(Items from a collection)
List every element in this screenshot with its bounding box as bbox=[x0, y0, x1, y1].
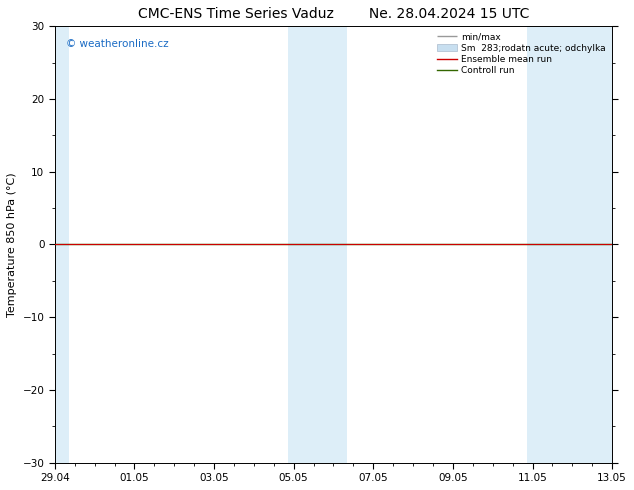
Bar bbox=[49, 26, 68, 463]
Legend: min/max, Sm  283;rodatn acute; odchylka, Ensemble mean run, Controll run: min/max, Sm 283;rodatn acute; odchylka, … bbox=[435, 31, 607, 77]
Y-axis label: Temperature 850 hPa (°C): Temperature 850 hPa (°C) bbox=[7, 172, 17, 317]
Title: CMC-ENS Time Series Vaduz        Ne. 28.04.2024 15 UTC: CMC-ENS Time Series Vaduz Ne. 28.04.2024… bbox=[138, 7, 529, 21]
Text: © weatheronline.cz: © weatheronline.cz bbox=[66, 39, 169, 49]
Bar bbox=[288, 26, 347, 463]
Bar bbox=[527, 26, 618, 463]
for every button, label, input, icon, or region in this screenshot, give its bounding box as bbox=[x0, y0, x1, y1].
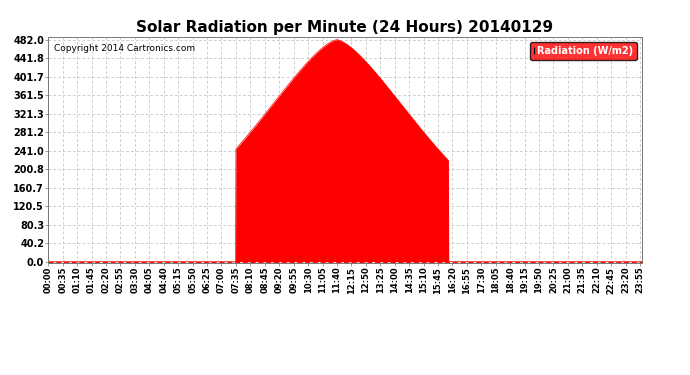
Legend: Radiation (W/m2): Radiation (W/m2) bbox=[530, 42, 637, 60]
Text: Copyright 2014 Cartronics.com: Copyright 2014 Cartronics.com bbox=[55, 44, 195, 53]
Title: Solar Radiation per Minute (24 Hours) 20140129: Solar Radiation per Minute (24 Hours) 20… bbox=[137, 20, 553, 35]
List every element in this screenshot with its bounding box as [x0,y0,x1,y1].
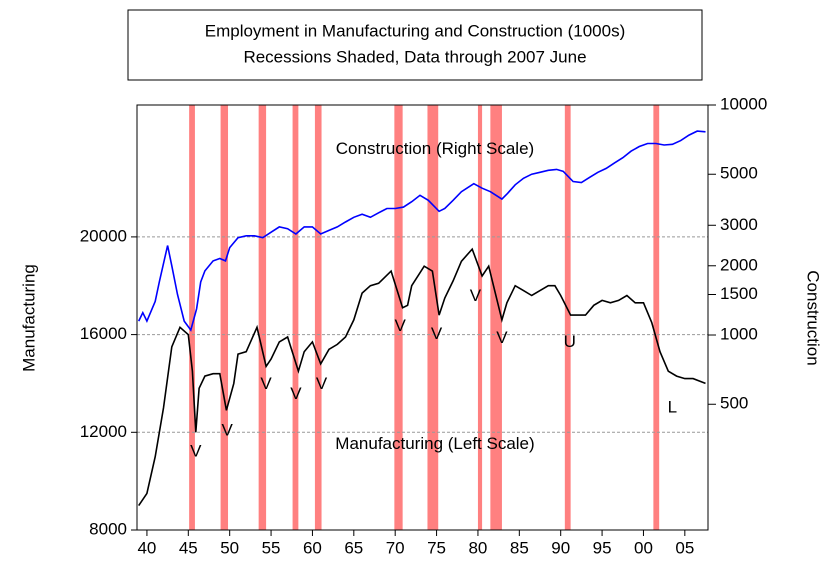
y-tick-label: 12000 [80,422,127,441]
recession-band [490,105,502,530]
y-axis-label: Manufacturing [19,264,38,372]
recession-band [653,105,660,530]
y-tick-label: 20000 [80,226,127,245]
x-tick-label: 95 [593,538,612,557]
series-line [137,130,706,332]
y2-tick-label: 10000 [720,94,767,113]
recession-label: L [668,397,677,416]
y-tick-label: 8000 [89,519,127,538]
recession-band [314,105,322,530]
chart-subtitle: Recessions Shaded, Data through 2007 Jun… [243,47,586,66]
recession-band [394,105,403,530]
recession-label: V [190,441,202,460]
recession-label: V [290,384,302,403]
recession-band [477,105,483,530]
y2-tick-label: 500 [720,394,748,413]
recession-label: V [260,374,272,393]
y2-tick-label: 1500 [720,284,758,303]
series-label: Manufacturing (Left Scale) [335,434,534,453]
x-tick-label: 65 [344,538,363,557]
plot-frame [136,104,709,531]
recession-band [292,105,299,530]
y2-tick-label: 2000 [720,255,758,274]
y2-tick-label: 1000 [720,324,758,343]
title-box [127,9,703,81]
recession-label: V [470,286,482,305]
x-tick-label: 45 [179,538,198,557]
x-tick-label: 90 [551,538,570,557]
recession-band [258,105,267,530]
recession-band [564,105,571,530]
x-tick-label: 80 [468,538,487,557]
series-label: Construction (Right Scale) [336,139,534,158]
y-tick-label: 16000 [80,324,127,343]
x-tick-label: 85 [510,538,529,557]
y2-tick-label: 3000 [720,215,758,234]
recession-label: V [431,324,443,343]
x-tick-label: 00 [634,538,653,557]
recession-label: V [496,328,508,347]
recession-label: V [394,316,406,335]
x-tick-label: 60 [303,538,322,557]
x-tick-label: 70 [386,538,405,557]
recession-band [220,105,229,530]
x-tick-label: 50 [220,538,239,557]
chart-title: Employment in Manufacturing and Construc… [205,21,626,40]
recession-band [427,105,439,530]
y2-tick-label: 5000 [720,164,758,183]
y2-axis-label: Construction [804,270,823,365]
recession-label: U [564,332,576,351]
recession-label: V [222,420,234,439]
recession-band [189,105,195,530]
x-tick-label: 55 [262,538,281,557]
series-line [138,247,706,507]
x-tick-label: 05 [675,538,694,557]
x-tick-label: 75 [427,538,446,557]
x-tick-label: 40 [137,538,156,557]
recession-label: V [316,374,328,393]
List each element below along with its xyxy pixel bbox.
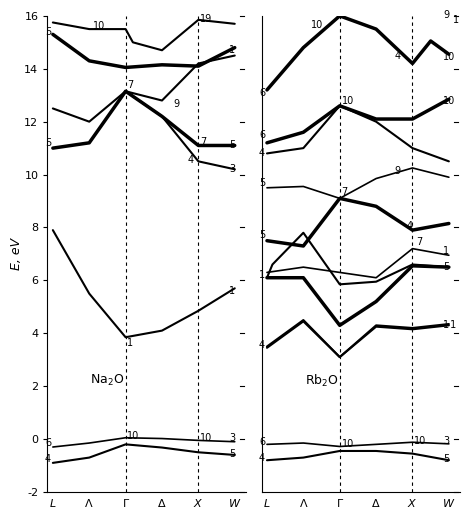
Text: 5: 5: [443, 262, 450, 272]
Text: 1: 1: [259, 270, 265, 280]
Text: 5: 5: [443, 454, 450, 464]
Text: 3: 3: [229, 433, 236, 443]
Text: 5: 5: [45, 138, 51, 148]
Text: 5: 5: [259, 231, 265, 240]
Text: 9: 9: [173, 99, 179, 110]
Text: Na$_2$O: Na$_2$O: [91, 373, 125, 388]
Text: 10: 10: [443, 96, 456, 105]
Text: 7: 7: [416, 237, 422, 247]
Text: 5: 5: [45, 27, 51, 37]
Text: 3: 3: [443, 436, 449, 446]
Text: 10: 10: [93, 22, 105, 31]
Text: 6: 6: [259, 437, 265, 446]
Text: 4: 4: [407, 221, 413, 231]
Text: 1: 1: [447, 321, 456, 330]
Text: Rb$_2$O: Rb$_2$O: [305, 373, 338, 389]
Text: 1: 1: [453, 15, 459, 25]
Text: 1: 1: [229, 45, 236, 55]
Text: 4: 4: [259, 149, 265, 158]
Text: 10: 10: [342, 96, 354, 105]
Text: 1: 1: [443, 321, 449, 330]
Text: 1: 1: [229, 286, 236, 296]
Text: 10: 10: [414, 436, 427, 446]
Text: 9: 9: [394, 166, 401, 176]
Text: 5: 5: [229, 141, 236, 150]
Text: 5: 5: [259, 178, 265, 187]
Text: 4: 4: [259, 340, 265, 350]
Text: 4: 4: [45, 454, 51, 464]
Text: 10: 10: [342, 440, 354, 449]
Text: 7: 7: [342, 187, 348, 197]
Text: 3: 3: [229, 165, 236, 174]
Text: 10: 10: [310, 20, 323, 30]
Text: 7: 7: [128, 80, 134, 89]
Text: 5: 5: [229, 449, 236, 459]
Text: 4: 4: [394, 51, 401, 60]
Text: 1: 1: [443, 247, 449, 256]
Text: 4: 4: [259, 453, 265, 462]
Text: 1: 1: [128, 338, 134, 348]
Text: 7: 7: [200, 136, 207, 147]
Text: 10: 10: [200, 433, 212, 443]
Text: 6: 6: [45, 438, 51, 448]
Text: 9: 9: [443, 10, 449, 20]
Text: 19: 19: [200, 14, 212, 23]
Text: 10: 10: [128, 432, 140, 441]
Text: 4: 4: [187, 155, 193, 165]
Text: 6: 6: [259, 130, 265, 140]
Y-axis label: E, eV: E, eV: [10, 238, 23, 270]
Text: 10: 10: [443, 52, 456, 62]
Text: 6: 6: [259, 88, 265, 97]
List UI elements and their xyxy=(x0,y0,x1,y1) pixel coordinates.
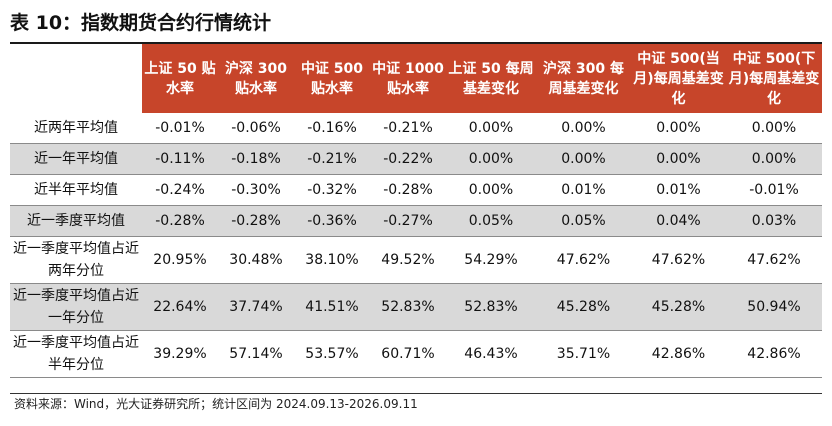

▸ WHAT TO WORK ON
Convert every line of the items above into a Markdown table with the columns Row and Line, numbering each row and leaving out blank lines. Omit the pictures from your answer.

▸ PROBLEM SOLUTION
| Row | Line |
|---|---|
| 1 | List every element in this screenshot with its bounding box as bbox=[x0, y0, x1, y1]. |
| 2 | Bar bbox=[49, 26, 68, 463] |
| 3 | Legend: min/max, Sm  283;rodatn acute; odchylka, Ensemble mean run, Controll run: min/max, Sm 283;rodatn acute; odchylka, … bbox=[435, 31, 607, 77] |
| 4 | Y-axis label: Temperature 850 hPa (°C): Temperature 850 hPa (°C) bbox=[7, 172, 17, 317] |
| 5 | Title: CMC-ENS Time Series Vaduz        Ne. 28.04.2024 15 UTC: CMC-ENS Time Series Vaduz Ne. 28.04.2024… bbox=[138, 7, 529, 21] |
| 6 | Text: © weatheronline.cz: © weatheronline.cz bbox=[66, 39, 169, 49] |
| 7 | Bar bbox=[288, 26, 347, 463] |
| 8 | Bar bbox=[527, 26, 618, 463] |
| 9 | for every button, label, input, icon, or region in this screenshot, give its bounding box as bbox=[x0, y0, x1, y1]. |
| 10 | Legend: Radiation (W/m2): Radiation (W/m2) bbox=[530, 42, 637, 60] |
| 11 | Text: Copyright 2014 Cartronics.com: Copyright 2014 Cartronics.com bbox=[55, 44, 195, 53] |
| 12 | Title: Solar Radiation per Minute (24 Hours) 20140129: Solar Radiation per Minute (24 Hours) 20… bbox=[137, 20, 553, 35] |
| 13 | List every element in this screenshot with its bounding box as [x0,y0,x1,y1]. |
| 14 | y-tick-label: 12000 [80,422,127,441] |
| 15 | recession-band [490,105,502,530] |
| 16 | y-axis-label: Manufacturing [19,264,38,372] |
| 17 | recession-band [653,105,660,530] |
| 18 | y-tick-label: 20000 [80,226,127,245] |
| 19 | x-tick-label: 95 [593,538,612,557] |
| 20 | series-line [137,130,706,332] |
| 21 | y2-tick-label: 10000 [720,94,767,113] |
| 22 | recession-label: L [668,397,677,416] |
| 23 | y-tick-label: 8000 [89,519,127,538] |
| 24 | recession-band [314,105,322,530] |
| 25 | chart-subtitle: Recessions Shaded, Data through 2007 Jun… [243,47,586,66] |
| 26 | recession-band [394,105,403,530] |
| 27 | recession-label: V [190,441,202,460] |
| 28 | recession-label: V [290,384,302,403] |
| 29 | recession-band [477,105,483,530] |
| 30 | y2-tick-label: 500 [720,394,748,413] |
| 31 | recession-label: V [260,374,272,393] |
| 32 | y2-tick-label: 1500 [720,284,758,303] |
| 33 | series-label: Manufacturing (Left Scale) [335,434,534,453] |
| 34 | x-tick-label: 65 [344,538,363,557] |
| 35 | plot-frame [136,104,709,531] |
| 36 | recession-band [292,105,299,530] |
| 37 | y2-tick-label: 2000 [720,255,758,274] |
| 38 | y2-tick-label: 1000 [720,324,758,343] |
| 39 | title-box [127,9,703,81] |
| 40 | recession-label: V [470,286,482,305] |
| 41 | x-tick-label: 45 [179,538,198,557] |
| 42 | x-tick-label: 90 [551,538,570,557] |
| 43 | recession-band [258,105,267,530] |
| 44 | recession-band [564,105,571,530] |
| 45 | x-tick-label: 80 [468,538,487,557] |
| 46 | series-label: Construction (Right Scale) [336,139,534,158] |
| 47 | y-tick-label: 16000 [80,324,127,343] |
| 48 | x-tick-label: 85 [510,538,529,557] |
| 49 | y2-tick-label: 3000 [720,215,758,234] |
| 50 | recession-label: V [431,324,443,343] |
| 51 | x-tick-label: 00 [634,538,653,557] |
| 52 | recession-label: V [496,328,508,347] |
| 53 | recession-label: V [394,316,406,335] |
| 54 | x-tick-label: 60 [303,538,322,557] |
| 55 | x-tick-label: 70 [386,538,405,557] |
| 56 | recession-band [220,105,229,530] |
| 57 | x-tick-label: 50 [220,538,239,557] |
| 58 | chart-title: Employment in Manufacturing and Construc… [205,21,626,40] |
| 59 | recession-band [427,105,439,530] |
| 60 | y2-tick-label: 5000 [720,164,758,183] |
| 61 | y2-axis-label: Construction [804,270,823,365] |
| 62 | recession-label: U [564,332,576,351] |
| 63 | recession-label: V [222,420,234,439] |
| 64 | recession-band [189,105,195,530] |
| 65 | x-tick-label: 55 [262,538,281,557] |
| 66 | series-line [138,247,706,507] |
| 67 | x-tick-label: 05 [675,538,694,557] |
| 68 | x-tick-label: 75 [427,538,446,557] |
| 69 | x-tick-label: 40 [137,538,156,557] |
| 70 | recession-label: V [316,374,328,393] |
| 71 | List each element below along with its xyxy pixel bbox. |
| 72 | Text: 5: 5: [443, 262, 450, 272] |
| 73 | Text: 1: 1: [259, 270, 265, 280] |
| 74 | Text: 5: 5: [443, 454, 450, 464] |
| 75 | Text: 3: 3: [229, 433, 236, 443] |
| 76 | Text: 5: 5: [45, 138, 51, 148] |
| 77 | Text: 5: 5: [259, 231, 265, 240] |
| 78 | Text: 9: 9: [173, 99, 179, 110] |
| 79 | Text: Na$_2$O: Na$_2$O: [91, 373, 125, 388] |
| 80 | Text: 10: 10: [443, 96, 456, 105] |
| 81 | Text: 7: 7: [416, 237, 422, 247] |
| 82 | Text: 5: 5: [45, 27, 51, 37] |
| 83 | Text: 3: 3: [443, 436, 449, 446] |
| 84 | Text: 10: 10: [93, 22, 105, 31] |
| 85 | Text: 6: 6: [259, 437, 265, 446] |
| 86 | Text: 4: 4: [407, 221, 413, 231] |
| 87 | Text: 1: 1: [447, 321, 456, 330] |
| 88 | Text: Rb$_2$O: Rb$_2$O: [305, 373, 338, 389] |
| 89 | Text: 1: 1: [453, 15, 459, 25] |
| 90 | Text: 1: 1: [229, 45, 236, 55] |
| 91 | Text: 4: 4: [259, 149, 265, 158] |
| 92 | Text: 10: 10: [342, 96, 354, 105] |
| 93 | Text: 1: 1: [443, 321, 449, 330] |
| 94 | Text: 1: 1: [229, 286, 236, 296] |
| 95 | Text: 10: 10: [414, 436, 427, 446] |
| 96 | Text: 9: 9: [394, 166, 401, 176] |
| 97 | Text: 5: 5: [229, 141, 236, 150] |
| 98 | Text: 5: 5: [259, 178, 265, 187] |
| 99 | Text: 4: 4: [259, 340, 265, 350] |
| 100 | Text: 4: 4: [45, 454, 51, 464] |
| 101 | Text: 10: 10: [342, 440, 354, 449] |
| 102 | Text: 7: 7: [342, 187, 348, 197] |
| 103 | Text: 3: 3: [229, 165, 236, 174] |
| 104 | Text: 10: 10: [310, 20, 323, 30] |
| 105 | Text: 7: 7: [128, 80, 134, 89] |
| 106 | Text: 5: 5: [229, 449, 236, 459] |
| 107 | Text: 4: 4: [394, 51, 401, 60] |
| 108 | Text: 1: 1: [443, 247, 449, 256] |
| 109 | Text: 4: 4: [259, 453, 265, 462] |
| 110 | Text: 1: 1: [128, 338, 134, 348] |
| 111 | Text: 7: 7: [200, 136, 207, 147] |
| 112 | Text: 10: 10: [200, 433, 212, 443] |
| 113 | Text: 6: 6: [45, 438, 51, 448] |
| 114 | Text: 9: 9: [443, 10, 449, 20] |
| 115 | Text: 19: 19: [200, 14, 212, 23] |
| 116 | Text: 10: 10: [128, 432, 140, 441] |
| 117 | Text: 4: 4: [187, 155, 193, 165] |
| 118 | Text: 6: 6: [259, 130, 265, 140] |
| 119 | Y-axis label: E, eV: E, eV: [10, 238, 23, 270] |
| 120 | Text: 10: 10: [443, 52, 456, 62] |
| 121 | Text: 6: 6: [259, 88, 265, 97] |
| 122 | List UI elements and their xyxy=(x0,y0,x1,y1) pixel coordinates. |